▸ Stored items from a collection

※ ※ ※

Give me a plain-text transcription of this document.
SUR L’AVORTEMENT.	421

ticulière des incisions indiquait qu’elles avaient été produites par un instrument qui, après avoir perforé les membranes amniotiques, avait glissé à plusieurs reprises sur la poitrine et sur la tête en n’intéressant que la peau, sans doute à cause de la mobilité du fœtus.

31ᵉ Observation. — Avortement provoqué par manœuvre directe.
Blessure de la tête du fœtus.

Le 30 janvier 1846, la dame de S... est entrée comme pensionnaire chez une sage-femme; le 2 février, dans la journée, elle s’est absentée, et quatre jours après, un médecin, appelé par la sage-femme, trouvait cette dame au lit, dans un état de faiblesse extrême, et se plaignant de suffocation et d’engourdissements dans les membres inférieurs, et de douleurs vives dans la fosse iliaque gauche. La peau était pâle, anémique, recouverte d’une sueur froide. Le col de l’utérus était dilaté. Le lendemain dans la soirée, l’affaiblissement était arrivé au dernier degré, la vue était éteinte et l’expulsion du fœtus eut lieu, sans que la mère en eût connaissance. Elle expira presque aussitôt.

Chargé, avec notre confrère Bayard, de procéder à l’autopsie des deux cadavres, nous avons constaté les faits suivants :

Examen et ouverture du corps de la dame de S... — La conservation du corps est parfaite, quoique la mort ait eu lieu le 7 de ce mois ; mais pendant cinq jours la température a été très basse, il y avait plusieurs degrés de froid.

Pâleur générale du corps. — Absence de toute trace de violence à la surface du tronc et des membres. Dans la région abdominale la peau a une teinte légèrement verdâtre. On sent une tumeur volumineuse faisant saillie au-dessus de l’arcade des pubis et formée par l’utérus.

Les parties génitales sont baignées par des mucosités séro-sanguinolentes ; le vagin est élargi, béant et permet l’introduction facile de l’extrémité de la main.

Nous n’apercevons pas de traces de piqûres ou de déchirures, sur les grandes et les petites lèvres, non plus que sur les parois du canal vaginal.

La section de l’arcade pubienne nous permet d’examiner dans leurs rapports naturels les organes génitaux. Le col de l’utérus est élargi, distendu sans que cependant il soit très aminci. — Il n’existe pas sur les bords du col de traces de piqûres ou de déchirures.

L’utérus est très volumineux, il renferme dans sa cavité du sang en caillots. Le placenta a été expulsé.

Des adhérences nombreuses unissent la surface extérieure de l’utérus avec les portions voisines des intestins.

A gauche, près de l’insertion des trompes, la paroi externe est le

※ ※ ※

▸ TASK PROMPT
Search the preceding listing for the word "avec" and pull out every line that holds it.

▸ OUTPUT BELOW
Chargé, avec notre confrère Bayard, de procéder à l’autopsie des deux cadavres, nous avons constaté les faits suivants :
Des adhérences nombreuses unissent la surface extérieure de l’utérus avec les portions voisines des intestins.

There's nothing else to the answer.